---------- TEXT BLOCK
# What does it cost to hike?



## ChrisWarford (Aug 22, 2002)

Dumb question but.......im moving to Walpole NH at the end of September....i would like to know what it costs to hike the different mountains in NH and VT.  I dont really know if there is a charge so i was just wondering since im not from there!  I would appreciate all the input you guys could give me!

Thanx,
Chris


----------



## Greg (Aug 23, 2002)

Hey Chris. Welcome to the forums!  It doesn't cost anything to hike, per se. It does however cost to park in many locations. Have a look at the *White Mountain National Forest Parking Pass Program* for more information. Hope this helps!


----------



## TenPeaks (Aug 23, 2002)

Greg is correct.  The only costs involved with hiking in NH at trailheads in the White Mountain National Forest is the price of a parking pass.  Trailheads in State Parks and other locations are free. In VT and Maine all trailheads are free, except for trails in Baxter State Park in ME.  You have to pay a fee to get into the park.

Of course, there is also the price of boots, pack, socks, food and other supplies to consider.


----------



## Mike P. (Aug 23, 2002)

*Cost*

Then there is the gas, the extra car repairs due to the extra mileage, Boots, snowshoes, poles, fleece, headlamps, tents, sleepng bags, G-tex, socks, food you probably would not get at home but love on the trail, Flowers or dinner out to appease my wife....
--------------------
• TASK INSTRUCTIONS:
1. For each statement below, say whether the hiking-costs thread above supports it. Answer yes or no, and quote the words that decide it.
(a) Parking costs money at many hiking spots.
(b) Every trailhead in Vermont is free.
(c) Trailheads in New Hampshire State Parks charge a fee.
2. Name everyone who posted in the hiking-costs thread above.
The data after this thread has nothing to do with it.
---------- DATASET EXTRACT
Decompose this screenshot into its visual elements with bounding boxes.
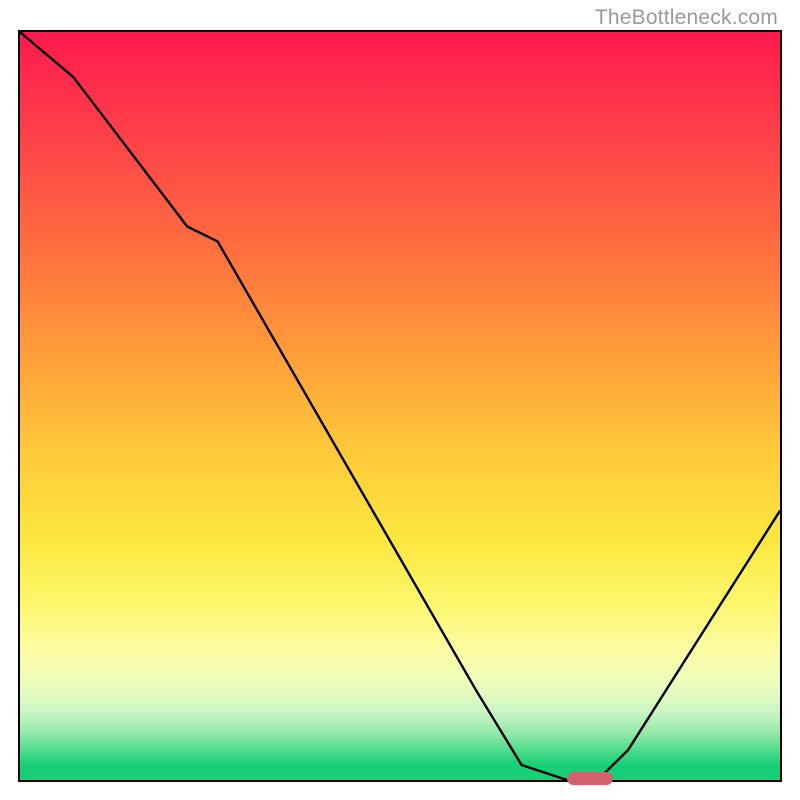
--------------------
• PER-TASK ANSWERS:
1.
(a) Yes: "It does however cost to park in many locations."
(b) Yes: "In VT and Maine all trailheads are free"
(c) No: "Trailheads in State Parks and other locations are free."

2. ChrisWarford, Greg, TenPeaks, Mike P.